Exercise objective: From the entries below, gather every line containing the string "pravdepodobnosťou".
----
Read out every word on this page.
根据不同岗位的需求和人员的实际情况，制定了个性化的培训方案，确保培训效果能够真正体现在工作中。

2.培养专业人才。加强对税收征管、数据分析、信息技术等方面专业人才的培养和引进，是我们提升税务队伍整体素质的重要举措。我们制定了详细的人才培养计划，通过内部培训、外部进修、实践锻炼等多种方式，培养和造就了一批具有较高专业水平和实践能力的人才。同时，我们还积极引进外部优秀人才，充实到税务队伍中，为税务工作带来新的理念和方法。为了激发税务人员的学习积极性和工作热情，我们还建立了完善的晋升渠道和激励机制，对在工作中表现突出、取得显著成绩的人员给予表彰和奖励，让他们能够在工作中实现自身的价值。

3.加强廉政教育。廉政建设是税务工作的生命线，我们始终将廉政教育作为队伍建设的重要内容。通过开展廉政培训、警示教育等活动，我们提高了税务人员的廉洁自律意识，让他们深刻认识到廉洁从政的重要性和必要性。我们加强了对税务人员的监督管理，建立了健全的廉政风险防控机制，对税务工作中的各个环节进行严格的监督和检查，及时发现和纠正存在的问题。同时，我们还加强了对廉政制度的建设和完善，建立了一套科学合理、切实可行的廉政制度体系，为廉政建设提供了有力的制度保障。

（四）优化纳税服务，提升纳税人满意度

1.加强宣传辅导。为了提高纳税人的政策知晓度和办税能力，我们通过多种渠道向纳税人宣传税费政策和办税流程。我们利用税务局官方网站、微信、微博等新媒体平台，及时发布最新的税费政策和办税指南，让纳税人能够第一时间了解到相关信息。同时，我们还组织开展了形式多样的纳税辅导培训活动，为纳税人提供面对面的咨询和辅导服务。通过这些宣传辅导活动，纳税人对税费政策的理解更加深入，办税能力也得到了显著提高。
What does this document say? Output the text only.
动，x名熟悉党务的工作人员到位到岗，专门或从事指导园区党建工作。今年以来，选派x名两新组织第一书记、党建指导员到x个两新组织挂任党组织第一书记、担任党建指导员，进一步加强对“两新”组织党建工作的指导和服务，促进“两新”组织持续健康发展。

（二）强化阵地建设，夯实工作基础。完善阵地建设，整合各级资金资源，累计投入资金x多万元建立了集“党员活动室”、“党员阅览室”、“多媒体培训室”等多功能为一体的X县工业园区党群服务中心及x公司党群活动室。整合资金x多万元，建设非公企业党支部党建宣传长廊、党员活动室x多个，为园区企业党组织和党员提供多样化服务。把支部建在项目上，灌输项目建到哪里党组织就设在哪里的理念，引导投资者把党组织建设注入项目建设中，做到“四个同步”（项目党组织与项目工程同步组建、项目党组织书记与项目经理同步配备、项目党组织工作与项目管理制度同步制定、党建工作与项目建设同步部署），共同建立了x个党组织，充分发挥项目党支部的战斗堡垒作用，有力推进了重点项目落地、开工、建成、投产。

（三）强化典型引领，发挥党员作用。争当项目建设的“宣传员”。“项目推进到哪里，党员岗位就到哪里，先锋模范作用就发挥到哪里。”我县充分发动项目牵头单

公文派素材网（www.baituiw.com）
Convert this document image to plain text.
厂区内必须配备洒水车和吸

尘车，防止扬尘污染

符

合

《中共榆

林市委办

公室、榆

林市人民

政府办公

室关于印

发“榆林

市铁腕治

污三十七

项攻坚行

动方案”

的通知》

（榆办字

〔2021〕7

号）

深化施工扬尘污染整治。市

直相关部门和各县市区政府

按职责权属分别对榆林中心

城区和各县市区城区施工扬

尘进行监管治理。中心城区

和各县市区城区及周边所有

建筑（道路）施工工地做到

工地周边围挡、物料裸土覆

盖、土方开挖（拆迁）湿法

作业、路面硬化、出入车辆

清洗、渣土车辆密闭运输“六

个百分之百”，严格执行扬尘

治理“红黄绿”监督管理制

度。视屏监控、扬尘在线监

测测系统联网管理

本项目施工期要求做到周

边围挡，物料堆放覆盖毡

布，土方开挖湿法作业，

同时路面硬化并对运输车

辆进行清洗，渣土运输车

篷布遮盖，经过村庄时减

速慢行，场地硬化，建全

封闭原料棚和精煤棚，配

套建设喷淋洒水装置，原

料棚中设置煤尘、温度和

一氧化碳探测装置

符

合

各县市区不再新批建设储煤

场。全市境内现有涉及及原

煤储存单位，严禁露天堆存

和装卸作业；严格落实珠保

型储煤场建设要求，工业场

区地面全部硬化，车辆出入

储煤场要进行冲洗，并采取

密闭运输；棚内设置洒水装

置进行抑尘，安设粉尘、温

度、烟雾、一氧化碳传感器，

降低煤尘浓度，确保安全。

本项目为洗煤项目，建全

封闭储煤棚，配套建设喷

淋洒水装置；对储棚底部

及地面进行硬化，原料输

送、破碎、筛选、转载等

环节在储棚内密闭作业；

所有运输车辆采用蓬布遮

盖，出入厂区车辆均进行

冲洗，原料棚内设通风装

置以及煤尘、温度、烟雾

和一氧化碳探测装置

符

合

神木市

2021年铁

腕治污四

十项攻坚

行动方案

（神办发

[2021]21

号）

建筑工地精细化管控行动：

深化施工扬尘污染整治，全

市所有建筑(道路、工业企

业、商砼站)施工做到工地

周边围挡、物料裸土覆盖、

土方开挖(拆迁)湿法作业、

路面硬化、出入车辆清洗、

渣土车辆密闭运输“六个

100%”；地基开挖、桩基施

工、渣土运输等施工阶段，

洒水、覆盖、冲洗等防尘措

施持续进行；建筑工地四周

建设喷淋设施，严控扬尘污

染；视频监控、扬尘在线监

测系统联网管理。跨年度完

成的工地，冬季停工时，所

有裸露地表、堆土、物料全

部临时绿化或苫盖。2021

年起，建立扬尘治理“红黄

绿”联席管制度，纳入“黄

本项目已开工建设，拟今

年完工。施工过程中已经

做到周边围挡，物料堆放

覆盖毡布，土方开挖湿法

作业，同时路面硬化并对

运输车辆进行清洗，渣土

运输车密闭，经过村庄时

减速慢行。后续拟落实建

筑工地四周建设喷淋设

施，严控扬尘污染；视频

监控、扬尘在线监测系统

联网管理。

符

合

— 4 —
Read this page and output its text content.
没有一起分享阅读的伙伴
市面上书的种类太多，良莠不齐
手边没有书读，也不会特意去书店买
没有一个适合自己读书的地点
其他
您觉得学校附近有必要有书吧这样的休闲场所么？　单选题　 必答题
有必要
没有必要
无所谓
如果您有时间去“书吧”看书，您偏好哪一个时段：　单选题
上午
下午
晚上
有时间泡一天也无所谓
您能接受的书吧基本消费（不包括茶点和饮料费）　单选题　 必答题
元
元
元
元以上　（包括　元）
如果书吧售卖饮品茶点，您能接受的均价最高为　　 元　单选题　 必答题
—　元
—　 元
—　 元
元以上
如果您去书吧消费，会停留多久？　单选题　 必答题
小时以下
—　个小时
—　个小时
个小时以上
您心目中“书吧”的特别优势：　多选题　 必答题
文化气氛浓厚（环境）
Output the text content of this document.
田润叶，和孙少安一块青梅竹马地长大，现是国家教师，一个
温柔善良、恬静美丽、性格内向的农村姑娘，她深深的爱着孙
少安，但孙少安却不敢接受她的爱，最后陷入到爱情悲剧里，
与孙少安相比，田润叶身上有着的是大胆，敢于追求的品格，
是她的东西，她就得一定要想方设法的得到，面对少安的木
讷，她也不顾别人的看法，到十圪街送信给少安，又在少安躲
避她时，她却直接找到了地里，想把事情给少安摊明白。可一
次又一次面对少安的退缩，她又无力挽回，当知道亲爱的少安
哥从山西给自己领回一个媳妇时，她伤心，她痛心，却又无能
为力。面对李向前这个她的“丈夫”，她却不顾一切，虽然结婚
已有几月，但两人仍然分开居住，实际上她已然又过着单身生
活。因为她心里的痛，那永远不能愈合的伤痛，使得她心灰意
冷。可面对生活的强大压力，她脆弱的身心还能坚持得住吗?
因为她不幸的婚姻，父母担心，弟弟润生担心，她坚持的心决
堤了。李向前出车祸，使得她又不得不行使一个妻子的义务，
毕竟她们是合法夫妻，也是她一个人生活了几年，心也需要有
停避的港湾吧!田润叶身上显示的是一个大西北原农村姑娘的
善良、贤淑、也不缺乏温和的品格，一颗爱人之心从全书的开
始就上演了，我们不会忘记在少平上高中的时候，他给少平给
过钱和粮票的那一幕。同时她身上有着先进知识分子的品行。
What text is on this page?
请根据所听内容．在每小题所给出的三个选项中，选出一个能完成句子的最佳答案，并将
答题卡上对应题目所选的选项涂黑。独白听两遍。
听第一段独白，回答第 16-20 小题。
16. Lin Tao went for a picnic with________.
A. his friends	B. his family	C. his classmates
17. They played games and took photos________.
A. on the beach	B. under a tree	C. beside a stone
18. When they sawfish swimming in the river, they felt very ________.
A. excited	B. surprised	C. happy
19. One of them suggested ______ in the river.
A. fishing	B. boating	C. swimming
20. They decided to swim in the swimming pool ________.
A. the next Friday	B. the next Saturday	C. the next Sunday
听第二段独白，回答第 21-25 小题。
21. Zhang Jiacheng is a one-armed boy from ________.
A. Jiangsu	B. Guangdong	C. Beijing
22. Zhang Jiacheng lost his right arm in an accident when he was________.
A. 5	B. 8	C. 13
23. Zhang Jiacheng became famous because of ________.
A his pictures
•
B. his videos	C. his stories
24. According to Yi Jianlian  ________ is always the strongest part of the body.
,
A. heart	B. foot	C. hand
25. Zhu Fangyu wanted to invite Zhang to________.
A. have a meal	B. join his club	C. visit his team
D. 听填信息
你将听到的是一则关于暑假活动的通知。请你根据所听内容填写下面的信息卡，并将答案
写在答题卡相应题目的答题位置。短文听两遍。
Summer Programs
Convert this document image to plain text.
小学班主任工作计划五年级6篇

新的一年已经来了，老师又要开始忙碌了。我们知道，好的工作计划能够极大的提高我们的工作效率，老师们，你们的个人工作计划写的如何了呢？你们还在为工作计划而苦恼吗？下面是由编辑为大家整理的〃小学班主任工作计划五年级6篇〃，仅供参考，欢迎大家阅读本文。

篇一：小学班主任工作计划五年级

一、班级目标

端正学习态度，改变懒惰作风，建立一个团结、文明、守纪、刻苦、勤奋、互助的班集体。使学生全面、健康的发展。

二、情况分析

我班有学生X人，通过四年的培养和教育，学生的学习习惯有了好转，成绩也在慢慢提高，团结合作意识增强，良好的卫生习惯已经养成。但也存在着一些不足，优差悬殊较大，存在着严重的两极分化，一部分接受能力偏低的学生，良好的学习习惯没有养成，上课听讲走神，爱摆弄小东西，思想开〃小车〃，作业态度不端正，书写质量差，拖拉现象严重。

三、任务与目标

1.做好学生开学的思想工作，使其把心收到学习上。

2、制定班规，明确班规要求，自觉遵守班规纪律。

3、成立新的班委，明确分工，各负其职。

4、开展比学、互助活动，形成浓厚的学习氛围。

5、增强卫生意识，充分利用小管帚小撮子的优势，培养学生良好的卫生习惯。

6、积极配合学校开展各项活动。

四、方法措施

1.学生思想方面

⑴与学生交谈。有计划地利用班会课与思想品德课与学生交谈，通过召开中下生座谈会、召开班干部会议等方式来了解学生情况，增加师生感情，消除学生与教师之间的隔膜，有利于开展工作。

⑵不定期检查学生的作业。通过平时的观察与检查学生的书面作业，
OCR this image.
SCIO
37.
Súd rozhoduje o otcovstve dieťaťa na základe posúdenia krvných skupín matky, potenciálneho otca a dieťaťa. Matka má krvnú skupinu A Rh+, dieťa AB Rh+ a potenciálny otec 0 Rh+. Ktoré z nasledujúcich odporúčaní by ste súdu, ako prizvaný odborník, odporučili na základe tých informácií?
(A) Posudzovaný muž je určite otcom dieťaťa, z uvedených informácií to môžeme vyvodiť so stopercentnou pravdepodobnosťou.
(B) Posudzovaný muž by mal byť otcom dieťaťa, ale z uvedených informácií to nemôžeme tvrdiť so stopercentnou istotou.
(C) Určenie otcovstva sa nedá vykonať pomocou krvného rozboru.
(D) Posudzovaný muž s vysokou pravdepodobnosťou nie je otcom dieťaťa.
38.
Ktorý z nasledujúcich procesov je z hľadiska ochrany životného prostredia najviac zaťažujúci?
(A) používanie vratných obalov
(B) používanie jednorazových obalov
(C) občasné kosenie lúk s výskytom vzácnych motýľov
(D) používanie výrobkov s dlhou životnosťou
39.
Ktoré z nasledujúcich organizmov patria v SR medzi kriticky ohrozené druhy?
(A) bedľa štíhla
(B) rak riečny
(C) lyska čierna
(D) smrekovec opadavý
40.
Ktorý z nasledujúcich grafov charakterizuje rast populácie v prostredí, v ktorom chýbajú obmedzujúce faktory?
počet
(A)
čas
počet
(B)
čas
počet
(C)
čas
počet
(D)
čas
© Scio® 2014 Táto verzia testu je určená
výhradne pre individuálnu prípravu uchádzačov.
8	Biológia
----
Task result:
(A) Posudzovaný muž je určite otcom dieťaťa, z uvedených informácií to môžeme vyvodiť so stopercentnou pravdepodobnosťou.
(D) Posudzovaný muž s vysokou pravdepodobnosťou nie je otcom dieťaťa.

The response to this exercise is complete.